━━━ Listed entries ━━━
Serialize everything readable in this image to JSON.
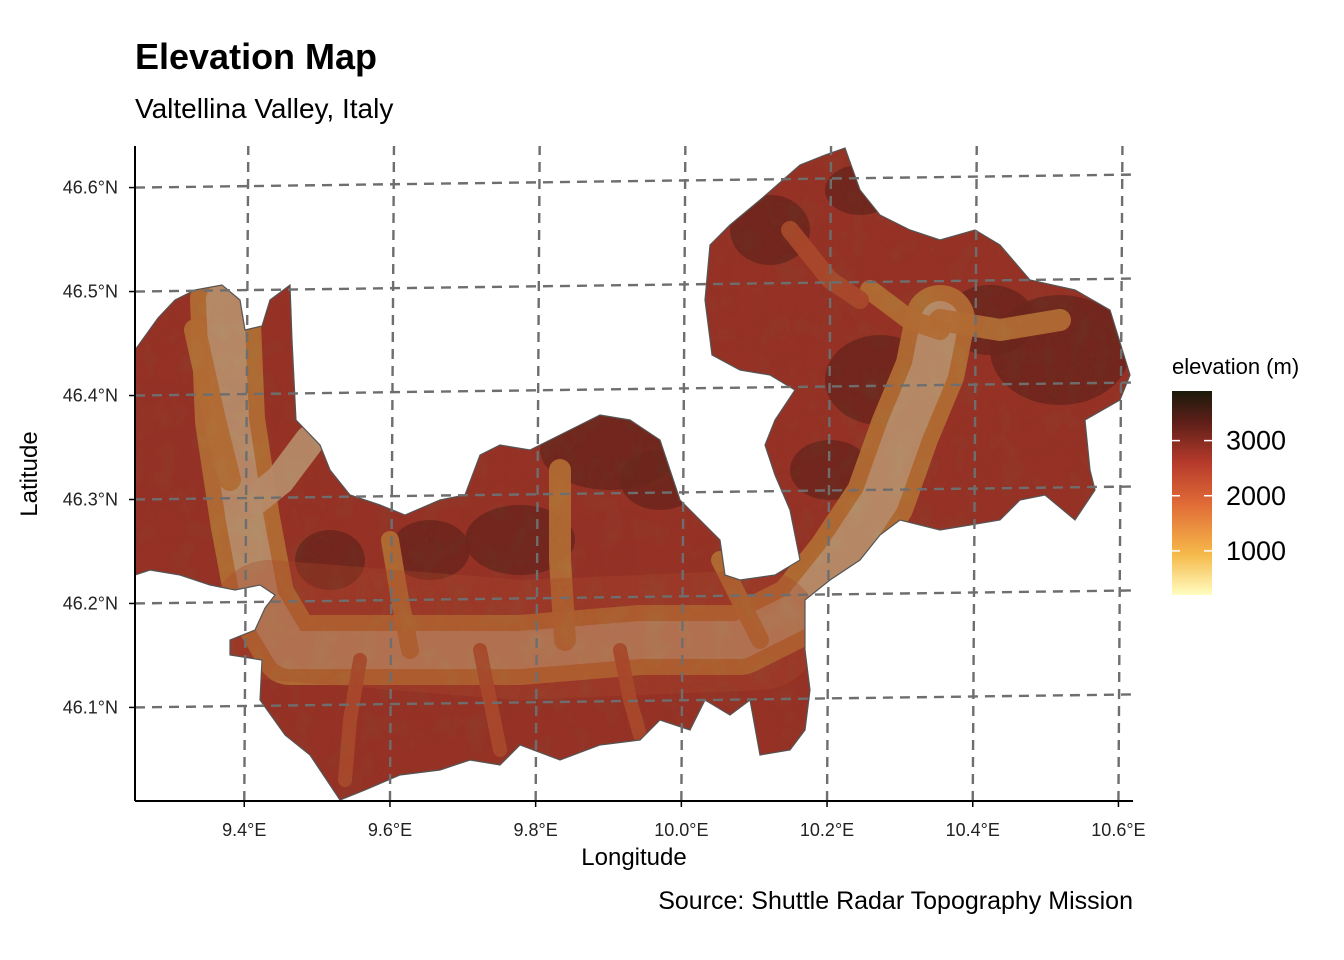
{
  "title": "Elevation Map",
  "subtitle": "Valtellina Valley, Italy",
  "caption": "Source: Shuttle Radar Topography Mission",
  "axes": {
    "xlabel": "Longitude",
    "ylabel": "Latitude",
    "x_ticks": [
      "9.4°E",
      "9.6°E",
      "9.8°E",
      "10.0°E",
      "10.2°E",
      "10.4°E",
      "10.6°E"
    ],
    "y_ticks": [
      "46.6°N",
      "46.5°N",
      "46.4°N",
      "46.3°N",
      "46.2°N",
      "46.1°N"
    ]
  },
  "legend": {
    "title": "elevation (m)",
    "ticks": [
      "3000",
      "2000",
      "1000"
    ]
  },
  "colors": {
    "low": "#fffdc0",
    "mid_low": "#f6b94a",
    "mid": "#e06a36",
    "mid_high": "#b63a2b",
    "high": "#5c1f18",
    "peak": "#1c1a0b",
    "graticule": "#6e6e6e",
    "border": "#555555"
  },
  "chart_data": {
    "type": "heatmap",
    "title": "Elevation Map",
    "subtitle": "Valtellina Valley, Italy",
    "xlabel": "Longitude",
    "ylabel": "Latitude",
    "xlim": [
      9.25,
      10.62
    ],
    "ylim": [
      46.01,
      46.64
    ],
    "x_ticks": [
      9.4,
      9.6,
      9.8,
      10.0,
      10.2,
      10.4,
      10.6
    ],
    "y_ticks": [
      46.1,
      46.2,
      46.3,
      46.4,
      46.5,
      46.6
    ],
    "legend_title": "elevation (m)",
    "color_scale": {
      "min": 200,
      "max": 3900,
      "ticks": [
        1000,
        2000,
        3000
      ]
    },
    "legend_position": "right",
    "grid": true
  }
}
━━━
Instruction =
All of the material above should be reproduced exactly, except the pictures.

Full response =
Serialize everything readable in this image to JSON.
{
  "title": "Elevation Map",
  "subtitle": "Valtellina Valley, Italy",
  "caption": "Source: Shuttle Radar Topography Mission",
  "axes": {
    "xlabel": "Longitude",
    "ylabel": "Latitude",
    "x_ticks": [
      "9.4°E",
      "9.6°E",
      "9.8°E",
      "10.0°E",
      "10.2°E",
      "10.4°E",
      "10.6°E"
    ],
    "y_ticks": [
      "46.6°N",
      "46.5°N",
      "46.4°N",
      "46.3°N",
      "46.2°N",
      "46.1°N"
    ]
  },
  "legend": {
    "title": "elevation (m)",
    "ticks": [
      "3000",
      "2000",
      "1000"
    ]
  },
  "colors": {
    "low": "#fffdc0",
    "mid_low": "#f6b94a",
    "mid": "#e06a36",
    "mid_high": "#b63a2b",
    "high": "#5c1f18",
    "peak": "#1c1a0b",
    "graticule": "#6e6e6e",
    "border": "#555555"
  },
  "chart_data": {
    "type": "heatmap",
    "title": "Elevation Map",
    "subtitle": "Valtellina Valley, Italy",
    "xlabel": "Longitude",
    "ylabel": "Latitude",
    "xlim": [
      9.25,
      10.62
    ],
    "ylim": [
      46.01,
      46.64
    ],
    "x_ticks": [
      9.4,
      9.6,
      9.8,
      10.0,
      10.2,
      10.4,
      10.6
    ],
    "y_ticks": [
      46.1,
      46.2,
      46.3,
      46.4,
      46.5,
      46.6
    ],
    "legend_title": "elevation (m)",
    "color_scale": {
      "min": 200,
      "max": 3900,
      "ticks": [
        1000,
        2000,
        3000
      ]
    },
    "legend_position": "right",
    "grid": true
  }
}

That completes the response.